═══ Task input
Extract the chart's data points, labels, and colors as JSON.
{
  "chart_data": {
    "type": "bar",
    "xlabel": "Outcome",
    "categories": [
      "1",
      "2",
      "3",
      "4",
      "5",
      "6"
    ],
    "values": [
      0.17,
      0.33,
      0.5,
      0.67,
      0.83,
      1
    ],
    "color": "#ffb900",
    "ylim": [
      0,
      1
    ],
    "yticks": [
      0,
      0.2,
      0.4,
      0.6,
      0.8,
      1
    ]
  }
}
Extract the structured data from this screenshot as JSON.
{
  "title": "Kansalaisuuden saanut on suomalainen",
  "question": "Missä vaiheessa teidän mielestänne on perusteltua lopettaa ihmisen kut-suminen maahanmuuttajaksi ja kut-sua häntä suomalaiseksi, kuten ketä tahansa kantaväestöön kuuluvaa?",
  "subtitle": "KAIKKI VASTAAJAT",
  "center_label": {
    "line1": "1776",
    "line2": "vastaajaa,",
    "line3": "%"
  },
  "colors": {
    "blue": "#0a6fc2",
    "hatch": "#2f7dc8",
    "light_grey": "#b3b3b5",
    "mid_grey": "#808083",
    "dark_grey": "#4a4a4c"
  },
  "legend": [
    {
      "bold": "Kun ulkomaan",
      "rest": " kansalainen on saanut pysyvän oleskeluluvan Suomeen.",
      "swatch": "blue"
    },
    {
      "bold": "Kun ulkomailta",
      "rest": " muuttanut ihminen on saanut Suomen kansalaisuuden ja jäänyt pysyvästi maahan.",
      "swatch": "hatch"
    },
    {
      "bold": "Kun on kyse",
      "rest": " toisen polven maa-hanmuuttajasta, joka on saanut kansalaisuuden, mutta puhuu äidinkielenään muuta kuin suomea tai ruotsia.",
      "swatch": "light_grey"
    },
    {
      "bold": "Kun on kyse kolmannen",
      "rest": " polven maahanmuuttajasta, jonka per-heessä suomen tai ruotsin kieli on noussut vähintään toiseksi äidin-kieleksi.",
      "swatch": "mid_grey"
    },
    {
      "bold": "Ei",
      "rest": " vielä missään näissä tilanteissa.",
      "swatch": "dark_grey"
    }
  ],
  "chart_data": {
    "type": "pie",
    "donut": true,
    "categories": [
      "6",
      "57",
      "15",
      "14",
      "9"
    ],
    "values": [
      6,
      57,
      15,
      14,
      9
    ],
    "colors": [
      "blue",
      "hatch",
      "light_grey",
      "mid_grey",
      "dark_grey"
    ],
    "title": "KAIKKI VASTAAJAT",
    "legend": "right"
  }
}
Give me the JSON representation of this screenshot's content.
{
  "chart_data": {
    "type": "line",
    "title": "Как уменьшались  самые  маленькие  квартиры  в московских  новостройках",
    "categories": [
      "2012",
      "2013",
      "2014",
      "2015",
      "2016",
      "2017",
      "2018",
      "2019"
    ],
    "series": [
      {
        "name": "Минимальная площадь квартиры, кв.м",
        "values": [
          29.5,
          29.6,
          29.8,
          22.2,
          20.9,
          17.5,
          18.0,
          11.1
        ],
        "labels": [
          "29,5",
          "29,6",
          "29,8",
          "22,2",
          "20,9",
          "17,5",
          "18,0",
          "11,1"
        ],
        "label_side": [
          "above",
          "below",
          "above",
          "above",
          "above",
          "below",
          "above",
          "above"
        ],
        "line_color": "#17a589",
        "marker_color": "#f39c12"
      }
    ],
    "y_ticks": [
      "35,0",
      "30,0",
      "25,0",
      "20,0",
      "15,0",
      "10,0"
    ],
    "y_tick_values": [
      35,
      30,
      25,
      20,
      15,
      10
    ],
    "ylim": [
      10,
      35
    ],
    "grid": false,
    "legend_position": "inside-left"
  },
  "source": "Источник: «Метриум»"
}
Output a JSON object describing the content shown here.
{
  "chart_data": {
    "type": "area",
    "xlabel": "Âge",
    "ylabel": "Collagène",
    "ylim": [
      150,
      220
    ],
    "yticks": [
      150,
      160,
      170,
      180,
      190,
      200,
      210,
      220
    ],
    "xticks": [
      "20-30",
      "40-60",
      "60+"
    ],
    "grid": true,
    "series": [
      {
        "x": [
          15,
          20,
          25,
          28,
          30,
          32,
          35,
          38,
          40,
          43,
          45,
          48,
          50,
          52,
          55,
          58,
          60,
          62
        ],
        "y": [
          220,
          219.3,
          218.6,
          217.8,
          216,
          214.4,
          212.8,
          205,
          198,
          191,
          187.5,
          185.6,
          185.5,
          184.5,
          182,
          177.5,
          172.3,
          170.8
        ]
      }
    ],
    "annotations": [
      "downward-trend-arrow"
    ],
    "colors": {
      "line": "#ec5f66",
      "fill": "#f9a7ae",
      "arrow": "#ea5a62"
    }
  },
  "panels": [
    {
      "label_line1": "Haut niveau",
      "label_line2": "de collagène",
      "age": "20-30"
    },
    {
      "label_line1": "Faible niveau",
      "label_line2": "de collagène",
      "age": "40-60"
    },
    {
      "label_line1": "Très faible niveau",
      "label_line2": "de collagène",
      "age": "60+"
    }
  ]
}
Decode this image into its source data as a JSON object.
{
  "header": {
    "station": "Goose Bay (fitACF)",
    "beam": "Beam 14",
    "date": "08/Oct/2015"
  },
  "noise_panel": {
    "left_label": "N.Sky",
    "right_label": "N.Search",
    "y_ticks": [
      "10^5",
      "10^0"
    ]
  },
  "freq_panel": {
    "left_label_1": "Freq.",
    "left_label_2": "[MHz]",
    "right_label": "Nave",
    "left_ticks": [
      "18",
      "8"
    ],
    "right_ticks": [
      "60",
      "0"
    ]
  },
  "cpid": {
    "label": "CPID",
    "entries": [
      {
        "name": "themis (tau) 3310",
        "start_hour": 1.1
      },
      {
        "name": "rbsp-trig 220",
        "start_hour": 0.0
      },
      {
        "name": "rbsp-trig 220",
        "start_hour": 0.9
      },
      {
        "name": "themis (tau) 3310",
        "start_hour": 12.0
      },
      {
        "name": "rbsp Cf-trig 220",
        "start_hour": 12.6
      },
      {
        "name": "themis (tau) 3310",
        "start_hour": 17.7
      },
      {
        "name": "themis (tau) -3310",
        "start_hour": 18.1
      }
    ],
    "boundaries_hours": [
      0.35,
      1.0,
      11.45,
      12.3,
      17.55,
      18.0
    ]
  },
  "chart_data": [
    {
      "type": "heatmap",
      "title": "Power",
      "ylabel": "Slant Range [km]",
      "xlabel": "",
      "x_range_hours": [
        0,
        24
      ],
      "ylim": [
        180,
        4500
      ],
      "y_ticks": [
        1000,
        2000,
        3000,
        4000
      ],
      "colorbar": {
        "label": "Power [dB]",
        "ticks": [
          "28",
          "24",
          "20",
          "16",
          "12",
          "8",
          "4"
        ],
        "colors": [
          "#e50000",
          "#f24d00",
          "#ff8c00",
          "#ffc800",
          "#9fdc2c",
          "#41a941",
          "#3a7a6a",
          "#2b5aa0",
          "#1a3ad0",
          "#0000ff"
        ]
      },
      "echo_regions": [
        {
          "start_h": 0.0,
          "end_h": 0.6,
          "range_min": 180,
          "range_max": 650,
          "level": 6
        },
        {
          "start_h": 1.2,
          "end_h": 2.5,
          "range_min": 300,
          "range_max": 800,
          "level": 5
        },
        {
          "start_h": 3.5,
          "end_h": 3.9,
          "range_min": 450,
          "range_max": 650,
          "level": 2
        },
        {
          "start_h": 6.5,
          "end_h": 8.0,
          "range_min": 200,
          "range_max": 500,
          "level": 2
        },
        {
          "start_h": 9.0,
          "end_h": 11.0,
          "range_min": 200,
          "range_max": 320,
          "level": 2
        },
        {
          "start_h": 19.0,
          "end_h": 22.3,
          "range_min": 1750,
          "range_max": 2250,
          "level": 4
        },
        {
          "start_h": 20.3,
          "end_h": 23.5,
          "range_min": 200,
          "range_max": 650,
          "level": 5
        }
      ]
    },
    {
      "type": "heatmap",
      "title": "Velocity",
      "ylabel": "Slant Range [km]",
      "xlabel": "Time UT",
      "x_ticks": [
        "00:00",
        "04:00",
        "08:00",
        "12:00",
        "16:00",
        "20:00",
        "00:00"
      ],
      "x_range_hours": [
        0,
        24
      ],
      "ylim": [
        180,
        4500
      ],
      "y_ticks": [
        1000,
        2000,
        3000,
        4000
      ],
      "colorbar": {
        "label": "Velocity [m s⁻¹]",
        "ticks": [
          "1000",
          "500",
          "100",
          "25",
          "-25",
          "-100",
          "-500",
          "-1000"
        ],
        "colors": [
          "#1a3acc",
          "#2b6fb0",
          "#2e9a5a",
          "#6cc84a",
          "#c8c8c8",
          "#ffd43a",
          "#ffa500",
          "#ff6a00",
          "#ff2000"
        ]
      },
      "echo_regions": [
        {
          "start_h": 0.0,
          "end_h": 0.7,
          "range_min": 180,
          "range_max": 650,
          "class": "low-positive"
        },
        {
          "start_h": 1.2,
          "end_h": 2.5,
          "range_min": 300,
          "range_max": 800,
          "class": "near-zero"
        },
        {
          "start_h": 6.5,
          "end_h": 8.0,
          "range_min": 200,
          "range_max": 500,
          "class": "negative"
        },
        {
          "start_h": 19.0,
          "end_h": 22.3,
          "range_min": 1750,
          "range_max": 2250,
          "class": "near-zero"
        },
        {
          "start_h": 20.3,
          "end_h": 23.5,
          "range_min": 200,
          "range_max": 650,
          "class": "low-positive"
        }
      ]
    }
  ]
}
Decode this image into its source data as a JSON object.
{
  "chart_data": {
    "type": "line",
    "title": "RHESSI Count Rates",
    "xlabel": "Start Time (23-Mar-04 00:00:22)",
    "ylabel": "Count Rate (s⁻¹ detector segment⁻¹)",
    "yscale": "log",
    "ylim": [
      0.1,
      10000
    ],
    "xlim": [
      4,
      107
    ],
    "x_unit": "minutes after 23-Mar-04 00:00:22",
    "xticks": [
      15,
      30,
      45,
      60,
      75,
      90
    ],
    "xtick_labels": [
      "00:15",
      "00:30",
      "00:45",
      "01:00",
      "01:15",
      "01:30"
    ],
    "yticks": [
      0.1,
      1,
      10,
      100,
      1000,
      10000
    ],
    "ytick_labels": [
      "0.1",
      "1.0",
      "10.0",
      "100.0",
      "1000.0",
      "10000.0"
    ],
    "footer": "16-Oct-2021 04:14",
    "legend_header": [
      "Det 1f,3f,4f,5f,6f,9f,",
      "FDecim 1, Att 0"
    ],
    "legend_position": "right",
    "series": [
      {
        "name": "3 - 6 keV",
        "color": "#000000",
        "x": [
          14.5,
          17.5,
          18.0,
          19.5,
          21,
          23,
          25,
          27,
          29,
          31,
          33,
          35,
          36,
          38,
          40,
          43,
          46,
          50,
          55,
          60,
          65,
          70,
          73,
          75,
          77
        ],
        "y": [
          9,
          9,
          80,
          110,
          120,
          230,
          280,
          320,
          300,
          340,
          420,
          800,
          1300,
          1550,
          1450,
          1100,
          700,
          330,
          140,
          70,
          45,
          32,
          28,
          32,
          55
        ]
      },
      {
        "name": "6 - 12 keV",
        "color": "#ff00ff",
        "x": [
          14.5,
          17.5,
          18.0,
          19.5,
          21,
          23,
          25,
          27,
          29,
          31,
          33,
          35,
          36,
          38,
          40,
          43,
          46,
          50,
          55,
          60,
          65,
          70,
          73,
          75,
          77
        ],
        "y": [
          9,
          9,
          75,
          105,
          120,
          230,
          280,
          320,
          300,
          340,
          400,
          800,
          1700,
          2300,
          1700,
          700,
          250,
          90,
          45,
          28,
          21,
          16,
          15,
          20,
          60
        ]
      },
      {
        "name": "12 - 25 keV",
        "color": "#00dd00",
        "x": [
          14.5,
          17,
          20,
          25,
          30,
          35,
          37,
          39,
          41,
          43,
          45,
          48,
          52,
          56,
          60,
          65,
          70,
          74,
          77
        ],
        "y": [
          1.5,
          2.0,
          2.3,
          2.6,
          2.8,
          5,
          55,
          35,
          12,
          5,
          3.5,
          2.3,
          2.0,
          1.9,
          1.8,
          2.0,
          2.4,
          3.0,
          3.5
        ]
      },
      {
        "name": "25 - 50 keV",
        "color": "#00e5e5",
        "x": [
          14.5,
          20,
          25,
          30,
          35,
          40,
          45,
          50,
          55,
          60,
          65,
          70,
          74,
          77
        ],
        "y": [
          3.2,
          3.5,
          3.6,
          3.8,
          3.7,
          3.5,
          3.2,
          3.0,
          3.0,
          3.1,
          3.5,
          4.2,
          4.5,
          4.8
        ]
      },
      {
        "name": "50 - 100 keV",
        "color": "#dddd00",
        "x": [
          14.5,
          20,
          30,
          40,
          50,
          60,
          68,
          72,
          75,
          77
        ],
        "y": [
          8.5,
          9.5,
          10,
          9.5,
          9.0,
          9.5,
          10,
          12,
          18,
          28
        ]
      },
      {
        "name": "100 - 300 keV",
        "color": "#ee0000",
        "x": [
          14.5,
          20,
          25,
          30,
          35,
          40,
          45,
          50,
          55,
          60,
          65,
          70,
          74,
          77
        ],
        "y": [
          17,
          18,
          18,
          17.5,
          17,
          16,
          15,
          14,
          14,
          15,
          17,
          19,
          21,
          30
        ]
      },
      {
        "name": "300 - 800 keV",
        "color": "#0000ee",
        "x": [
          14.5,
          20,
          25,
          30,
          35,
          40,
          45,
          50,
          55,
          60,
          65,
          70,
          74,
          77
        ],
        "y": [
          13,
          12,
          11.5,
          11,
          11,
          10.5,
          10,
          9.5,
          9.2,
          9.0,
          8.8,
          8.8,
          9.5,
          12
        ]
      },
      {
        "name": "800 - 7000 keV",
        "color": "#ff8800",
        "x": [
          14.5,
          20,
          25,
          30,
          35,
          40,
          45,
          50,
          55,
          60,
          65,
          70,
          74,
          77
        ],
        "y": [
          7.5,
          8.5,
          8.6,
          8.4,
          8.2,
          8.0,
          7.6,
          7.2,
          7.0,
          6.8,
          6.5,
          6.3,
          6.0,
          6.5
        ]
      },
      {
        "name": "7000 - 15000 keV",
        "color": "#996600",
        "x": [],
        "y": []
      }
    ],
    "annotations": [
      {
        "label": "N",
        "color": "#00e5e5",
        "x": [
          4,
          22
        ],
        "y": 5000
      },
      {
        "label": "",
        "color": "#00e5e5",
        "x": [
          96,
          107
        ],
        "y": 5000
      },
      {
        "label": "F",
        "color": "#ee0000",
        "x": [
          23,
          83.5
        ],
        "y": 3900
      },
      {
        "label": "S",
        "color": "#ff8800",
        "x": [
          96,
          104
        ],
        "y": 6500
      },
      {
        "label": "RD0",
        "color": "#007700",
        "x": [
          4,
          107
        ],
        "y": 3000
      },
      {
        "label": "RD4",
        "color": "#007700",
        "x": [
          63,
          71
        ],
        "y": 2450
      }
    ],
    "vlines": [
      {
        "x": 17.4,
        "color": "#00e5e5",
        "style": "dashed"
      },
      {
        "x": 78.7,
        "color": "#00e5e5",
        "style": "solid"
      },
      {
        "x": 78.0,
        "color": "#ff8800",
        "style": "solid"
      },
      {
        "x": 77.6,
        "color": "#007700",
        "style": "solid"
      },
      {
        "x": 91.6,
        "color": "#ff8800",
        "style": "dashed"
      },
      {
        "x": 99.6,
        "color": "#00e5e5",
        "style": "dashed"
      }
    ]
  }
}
══════
§ Work to be completed: Looking at the listing above, how many of its lines contain the string "polven"? Give the number alone.

§ Task output: 2